* _Written exercise_: Take every line from the listing below that contains "chosen".

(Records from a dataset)
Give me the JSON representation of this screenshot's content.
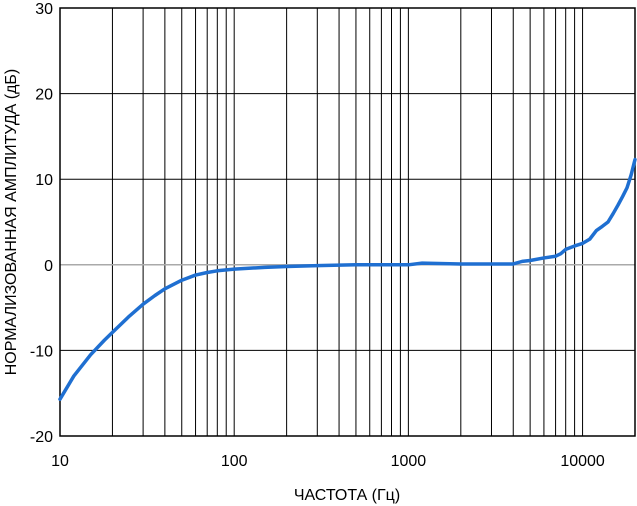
{
  "chart_data": {
    "type": "line",
    "title": "",
    "xlabel": "ЧАСТОТА (Гц)",
    "ylabel": "НОРМАЛИЗОВАННАЯ АМПЛИТУДА (дБ)",
    "x_scale": "log",
    "xlim": [
      10,
      20000
    ],
    "ylim": [
      -20,
      30
    ],
    "grid": true,
    "x_ticks": [
      10,
      100,
      1000,
      10000
    ],
    "x_tick_labels": [
      "10",
      "100",
      "1000",
      "10000"
    ],
    "y_ticks": [
      30,
      20,
      10,
      0,
      -10,
      -20
    ],
    "y_tick_labels": [
      "30",
      "20",
      "10",
      "0",
      "-10",
      "-20"
    ],
    "series": [
      {
        "color": "#1f6fd1",
        "x": [
          10,
          12,
          15,
          18,
          20,
          25,
          30,
          35,
          40,
          50,
          60,
          70,
          80,
          100,
          150,
          200,
          300,
          500,
          1000,
          1200,
          2000,
          3000,
          4000,
          4500,
          5000,
          6000,
          7000,
          7500,
          8000,
          9000,
          10000,
          11000,
          12000,
          13000,
          14000,
          15000,
          16000,
          17000,
          18000,
          19000,
          20000
        ],
        "y": [
          -15.7,
          -13.0,
          -10.5,
          -8.8,
          -7.9,
          -6.0,
          -4.6,
          -3.6,
          -2.8,
          -1.8,
          -1.2,
          -0.9,
          -0.7,
          -0.5,
          -0.3,
          -0.2,
          -0.1,
          0.0,
          0.0,
          0.2,
          0.1,
          0.1,
          0.1,
          0.4,
          0.5,
          0.8,
          1.0,
          1.3,
          1.8,
          2.2,
          2.5,
          3.0,
          4.0,
          4.5,
          5.0,
          6.0,
          7.0,
          8.0,
          9.0,
          10.5,
          12.3
        ]
      }
    ]
  }
}
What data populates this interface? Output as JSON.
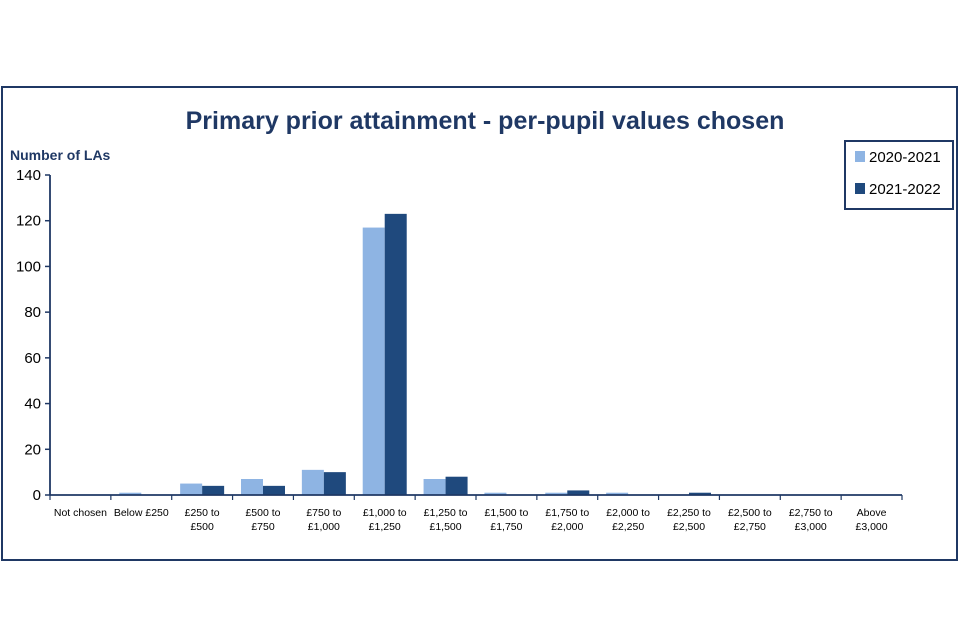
{
  "chart_data": {
    "type": "bar",
    "title": "Primary prior attainment - per-pupil values chosen",
    "ylabel": "Number of LAs",
    "xlabel": "",
    "ylim": [
      0,
      140
    ],
    "yticks": [
      0,
      20,
      40,
      60,
      80,
      100,
      120,
      140
    ],
    "grid": false,
    "legend_position": "top-right",
    "categories": [
      [
        "Not chosen"
      ],
      [
        "Below £250"
      ],
      [
        "£250 to",
        "£500"
      ],
      [
        "£500 to",
        "£750"
      ],
      [
        "£750 to",
        "£1,000"
      ],
      [
        "£1,000 to",
        "£1,250"
      ],
      [
        "£1,250 to",
        "£1,500"
      ],
      [
        "£1,500 to",
        "£1,750"
      ],
      [
        "£1,750 to",
        "£2,000"
      ],
      [
        "£2,000 to",
        "£2,250"
      ],
      [
        "£2,250 to",
        "£2,500"
      ],
      [
        "£2,500 to",
        "£2,750"
      ],
      [
        "£2,750 to",
        "£3,000"
      ],
      [
        "Above",
        "£3,000"
      ]
    ],
    "series": [
      {
        "name": "2020-2021",
        "color": "#8eb4e3",
        "values": [
          0,
          1,
          5,
          7,
          11,
          117,
          7,
          1,
          1,
          1,
          0,
          0,
          0,
          0
        ]
      },
      {
        "name": "2021-2022",
        "color": "#1f497d",
        "values": [
          0,
          0,
          4,
          4,
          10,
          123,
          8,
          0,
          2,
          0,
          1,
          0,
          0,
          0
        ]
      }
    ],
    "axis_color": "#1f3864",
    "border_color": "#1f3864"
  }
}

* _Reply to the task_:
    "title": "Primary prior attainment - per-pupil values chosen",
        "Not chosen"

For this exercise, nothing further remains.